### PROBLEM REQUIREMENTS
Read the material below and count the lines holding the string "onClick". Give that count with nothing added.

### DATA SHOWN
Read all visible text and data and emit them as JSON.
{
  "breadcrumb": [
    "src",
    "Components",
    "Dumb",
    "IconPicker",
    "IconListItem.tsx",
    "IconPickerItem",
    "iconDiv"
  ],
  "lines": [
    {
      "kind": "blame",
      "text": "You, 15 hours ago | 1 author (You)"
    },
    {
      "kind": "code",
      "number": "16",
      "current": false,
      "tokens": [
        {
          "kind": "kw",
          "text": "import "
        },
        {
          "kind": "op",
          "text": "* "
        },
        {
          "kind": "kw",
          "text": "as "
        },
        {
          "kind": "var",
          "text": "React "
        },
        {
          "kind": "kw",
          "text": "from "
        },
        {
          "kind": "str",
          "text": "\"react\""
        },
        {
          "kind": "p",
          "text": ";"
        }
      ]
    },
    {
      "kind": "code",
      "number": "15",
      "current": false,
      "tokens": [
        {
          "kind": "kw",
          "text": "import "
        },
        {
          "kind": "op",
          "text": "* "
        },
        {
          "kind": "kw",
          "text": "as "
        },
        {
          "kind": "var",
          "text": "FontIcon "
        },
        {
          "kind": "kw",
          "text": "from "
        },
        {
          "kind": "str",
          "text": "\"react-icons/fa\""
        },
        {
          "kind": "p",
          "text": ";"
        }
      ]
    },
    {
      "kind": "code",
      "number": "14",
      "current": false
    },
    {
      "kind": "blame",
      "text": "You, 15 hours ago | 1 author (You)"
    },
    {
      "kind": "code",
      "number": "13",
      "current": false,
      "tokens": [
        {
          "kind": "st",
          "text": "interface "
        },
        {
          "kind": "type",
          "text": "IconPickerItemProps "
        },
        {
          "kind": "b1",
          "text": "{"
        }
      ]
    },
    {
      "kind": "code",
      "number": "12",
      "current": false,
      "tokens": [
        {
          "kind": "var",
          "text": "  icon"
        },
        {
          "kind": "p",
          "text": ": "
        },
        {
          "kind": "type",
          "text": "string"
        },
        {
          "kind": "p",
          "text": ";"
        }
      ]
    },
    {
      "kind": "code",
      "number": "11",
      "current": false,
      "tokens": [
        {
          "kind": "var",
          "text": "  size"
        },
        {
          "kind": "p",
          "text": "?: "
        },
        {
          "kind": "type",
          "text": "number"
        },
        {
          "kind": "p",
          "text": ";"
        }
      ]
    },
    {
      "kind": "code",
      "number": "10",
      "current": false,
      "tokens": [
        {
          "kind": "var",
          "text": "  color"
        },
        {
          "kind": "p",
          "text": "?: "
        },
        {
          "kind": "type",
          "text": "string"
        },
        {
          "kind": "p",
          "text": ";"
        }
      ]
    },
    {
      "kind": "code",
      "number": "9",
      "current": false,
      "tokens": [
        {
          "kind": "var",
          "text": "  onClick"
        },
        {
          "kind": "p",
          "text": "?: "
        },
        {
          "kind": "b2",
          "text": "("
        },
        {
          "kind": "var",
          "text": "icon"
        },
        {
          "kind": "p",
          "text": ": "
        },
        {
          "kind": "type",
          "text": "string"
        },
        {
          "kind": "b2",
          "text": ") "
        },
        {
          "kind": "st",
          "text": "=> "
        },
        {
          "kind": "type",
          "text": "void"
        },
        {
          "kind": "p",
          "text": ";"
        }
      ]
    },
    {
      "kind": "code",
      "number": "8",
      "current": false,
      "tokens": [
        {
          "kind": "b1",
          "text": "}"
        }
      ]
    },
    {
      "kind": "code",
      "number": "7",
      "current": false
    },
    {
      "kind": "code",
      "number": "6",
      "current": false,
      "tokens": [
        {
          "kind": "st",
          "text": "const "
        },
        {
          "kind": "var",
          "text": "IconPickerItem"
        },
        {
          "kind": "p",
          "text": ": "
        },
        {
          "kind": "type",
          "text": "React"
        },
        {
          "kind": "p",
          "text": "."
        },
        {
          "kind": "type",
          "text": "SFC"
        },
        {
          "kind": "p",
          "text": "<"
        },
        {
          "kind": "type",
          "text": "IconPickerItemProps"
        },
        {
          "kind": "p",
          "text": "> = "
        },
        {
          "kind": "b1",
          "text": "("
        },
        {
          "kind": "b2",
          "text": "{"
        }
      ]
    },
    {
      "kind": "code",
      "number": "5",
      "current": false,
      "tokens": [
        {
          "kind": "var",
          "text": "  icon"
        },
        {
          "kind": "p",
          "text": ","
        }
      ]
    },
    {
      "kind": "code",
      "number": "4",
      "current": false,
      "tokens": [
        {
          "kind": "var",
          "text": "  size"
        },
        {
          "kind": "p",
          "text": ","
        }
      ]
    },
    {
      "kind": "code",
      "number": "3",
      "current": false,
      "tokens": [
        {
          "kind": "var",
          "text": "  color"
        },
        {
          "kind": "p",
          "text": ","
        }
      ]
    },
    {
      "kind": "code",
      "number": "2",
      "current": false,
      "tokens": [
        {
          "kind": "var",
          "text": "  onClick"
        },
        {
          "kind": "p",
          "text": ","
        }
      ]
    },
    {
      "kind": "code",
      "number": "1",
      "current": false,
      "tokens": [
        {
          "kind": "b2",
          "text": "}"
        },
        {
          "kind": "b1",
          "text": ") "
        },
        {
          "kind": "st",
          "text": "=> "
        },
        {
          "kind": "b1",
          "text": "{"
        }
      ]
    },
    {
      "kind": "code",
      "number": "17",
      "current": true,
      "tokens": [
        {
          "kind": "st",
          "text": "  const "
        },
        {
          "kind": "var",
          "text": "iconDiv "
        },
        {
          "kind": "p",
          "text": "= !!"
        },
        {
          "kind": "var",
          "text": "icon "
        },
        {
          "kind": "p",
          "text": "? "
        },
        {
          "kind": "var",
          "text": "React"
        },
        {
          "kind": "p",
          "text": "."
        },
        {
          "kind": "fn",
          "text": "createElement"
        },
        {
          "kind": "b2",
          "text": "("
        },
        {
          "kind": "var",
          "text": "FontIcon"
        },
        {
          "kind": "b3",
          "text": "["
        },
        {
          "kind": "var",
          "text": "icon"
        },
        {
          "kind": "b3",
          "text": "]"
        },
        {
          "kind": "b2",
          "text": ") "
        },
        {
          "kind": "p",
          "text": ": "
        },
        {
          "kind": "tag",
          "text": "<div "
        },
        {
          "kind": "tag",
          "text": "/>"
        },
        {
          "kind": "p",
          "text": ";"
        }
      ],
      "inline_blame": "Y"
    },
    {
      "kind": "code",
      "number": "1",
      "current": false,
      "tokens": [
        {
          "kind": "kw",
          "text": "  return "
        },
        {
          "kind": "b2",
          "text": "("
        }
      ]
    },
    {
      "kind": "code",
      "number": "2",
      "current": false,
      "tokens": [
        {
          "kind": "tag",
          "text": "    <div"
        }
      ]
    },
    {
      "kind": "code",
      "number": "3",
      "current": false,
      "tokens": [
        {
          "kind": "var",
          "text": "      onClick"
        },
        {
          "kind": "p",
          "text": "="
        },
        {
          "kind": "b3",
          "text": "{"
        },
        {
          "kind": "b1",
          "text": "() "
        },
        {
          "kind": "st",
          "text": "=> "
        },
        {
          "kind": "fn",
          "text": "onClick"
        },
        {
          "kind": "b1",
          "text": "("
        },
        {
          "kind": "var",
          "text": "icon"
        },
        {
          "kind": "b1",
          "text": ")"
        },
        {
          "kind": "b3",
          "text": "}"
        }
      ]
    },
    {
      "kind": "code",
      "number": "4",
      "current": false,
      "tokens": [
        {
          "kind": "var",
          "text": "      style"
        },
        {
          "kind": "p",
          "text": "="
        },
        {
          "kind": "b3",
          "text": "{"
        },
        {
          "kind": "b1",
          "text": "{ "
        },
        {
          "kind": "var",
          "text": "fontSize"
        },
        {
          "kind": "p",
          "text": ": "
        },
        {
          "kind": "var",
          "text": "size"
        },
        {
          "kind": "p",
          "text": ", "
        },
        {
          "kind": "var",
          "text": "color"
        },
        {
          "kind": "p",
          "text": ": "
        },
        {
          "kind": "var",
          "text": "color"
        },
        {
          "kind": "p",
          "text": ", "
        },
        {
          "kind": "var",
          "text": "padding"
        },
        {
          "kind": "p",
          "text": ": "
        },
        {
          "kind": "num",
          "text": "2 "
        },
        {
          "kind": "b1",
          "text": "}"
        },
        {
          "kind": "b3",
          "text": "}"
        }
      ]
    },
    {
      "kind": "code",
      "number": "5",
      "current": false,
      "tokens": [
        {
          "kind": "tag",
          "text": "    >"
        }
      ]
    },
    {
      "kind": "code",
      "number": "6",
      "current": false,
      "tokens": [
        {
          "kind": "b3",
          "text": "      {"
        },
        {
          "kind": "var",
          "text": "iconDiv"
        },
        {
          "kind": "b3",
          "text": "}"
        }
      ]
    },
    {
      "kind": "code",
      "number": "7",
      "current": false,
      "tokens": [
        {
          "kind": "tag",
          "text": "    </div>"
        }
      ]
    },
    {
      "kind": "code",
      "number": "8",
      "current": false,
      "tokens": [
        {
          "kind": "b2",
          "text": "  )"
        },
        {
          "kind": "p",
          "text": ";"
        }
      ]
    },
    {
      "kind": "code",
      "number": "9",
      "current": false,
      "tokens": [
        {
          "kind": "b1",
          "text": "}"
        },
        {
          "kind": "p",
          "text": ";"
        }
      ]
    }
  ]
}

### RESULT BELOW
4